**DATASET CONTENT:**
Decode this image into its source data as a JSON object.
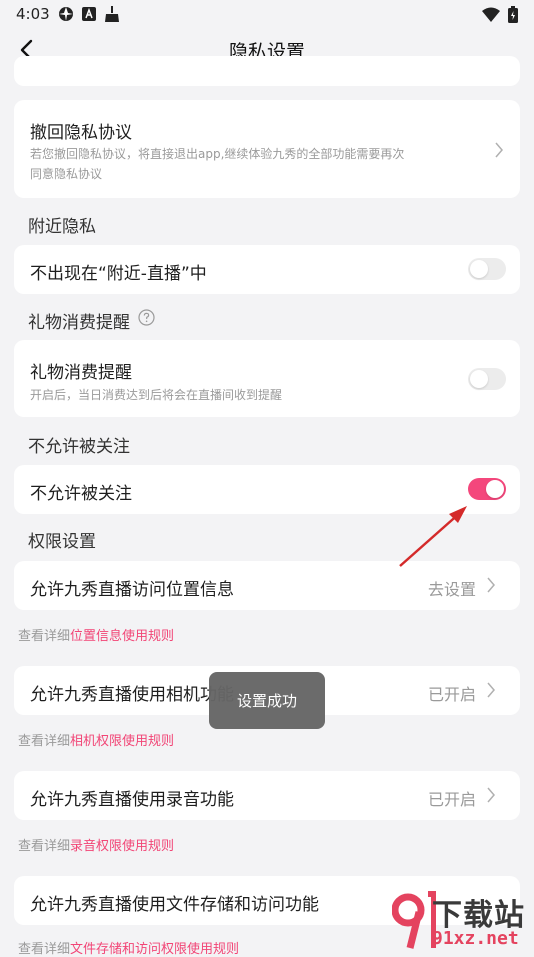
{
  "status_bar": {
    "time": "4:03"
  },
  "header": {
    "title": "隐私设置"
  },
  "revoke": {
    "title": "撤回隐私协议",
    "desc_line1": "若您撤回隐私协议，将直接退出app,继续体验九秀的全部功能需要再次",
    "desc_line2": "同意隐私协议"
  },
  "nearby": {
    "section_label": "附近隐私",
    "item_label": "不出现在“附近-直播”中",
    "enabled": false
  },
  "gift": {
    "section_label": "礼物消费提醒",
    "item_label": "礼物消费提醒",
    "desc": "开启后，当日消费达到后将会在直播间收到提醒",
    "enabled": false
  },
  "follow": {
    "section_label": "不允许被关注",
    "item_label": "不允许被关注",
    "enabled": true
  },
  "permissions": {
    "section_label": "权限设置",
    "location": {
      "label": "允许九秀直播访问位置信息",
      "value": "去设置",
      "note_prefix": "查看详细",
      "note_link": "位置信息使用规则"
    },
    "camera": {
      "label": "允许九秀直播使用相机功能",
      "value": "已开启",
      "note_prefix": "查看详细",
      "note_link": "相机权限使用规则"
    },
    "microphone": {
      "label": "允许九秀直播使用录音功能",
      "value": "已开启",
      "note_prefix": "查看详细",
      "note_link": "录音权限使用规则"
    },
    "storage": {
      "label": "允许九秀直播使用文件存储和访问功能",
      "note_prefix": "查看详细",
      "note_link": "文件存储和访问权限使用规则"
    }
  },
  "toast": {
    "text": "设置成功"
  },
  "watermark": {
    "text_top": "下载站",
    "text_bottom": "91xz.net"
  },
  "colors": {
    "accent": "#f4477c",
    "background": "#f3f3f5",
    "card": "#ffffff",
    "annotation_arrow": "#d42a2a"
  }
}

**PROBLEM DETAILS:** Exactly as written, return every line of the listing, but not the pictures.

**REPLY:**
Decode this image into its source data as a JSON object.
{
  "status_bar": {
    "time": "4:03"
  },
  "header": {
    "title": "隐私设置"
  },
  "revoke": {
    "title": "撤回隐私协议",
    "desc_line1": "若您撤回隐私协议，将直接退出app,继续体验九秀的全部功能需要再次",
    "desc_line2": "同意隐私协议"
  },
  "nearby": {
    "section_label": "附近隐私",
    "item_label": "不出现在“附近-直播”中",
    "enabled": false
  },
  "gift": {
    "section_label": "礼物消费提醒",
    "item_label": "礼物消费提醒",
    "desc": "开启后，当日消费达到后将会在直播间收到提醒",
    "enabled": false
  },
  "follow": {
    "section_label": "不允许被关注",
    "item_label": "不允许被关注",
    "enabled": true
  },
  "permissions": {
    "section_label": "权限设置",
    "location": {
      "label": "允许九秀直播访问位置信息",
      "value": "去设置",
      "note_prefix": "查看详细",
      "note_link": "位置信息使用规则"
    },
    "camera": {
      "label": "允许九秀直播使用相机功能",
      "value": "已开启",
      "note_prefix": "查看详细",
      "note_link": "相机权限使用规则"
    },
    "microphone": {
      "label": "允许九秀直播使用录音功能",
      "value": "已开启",
      "note_prefix": "查看详细",
      "note_link": "录音权限使用规则"
    },
    "storage": {
      "label": "允许九秀直播使用文件存储和访问功能",
      "note_prefix": "查看详细",
      "note_link": "文件存储和访问权限使用规则"
    }
  },
  "toast": {
    "text": "设置成功"
  },
  "watermark": {
    "text_top": "下载站",
    "text_bottom": "91xz.net"
  },
  "colors": {
    "accent": "#f4477c",
    "background": "#f3f3f5",
    "card": "#ffffff",
    "annotation_arrow": "#d42a2a"
  }
}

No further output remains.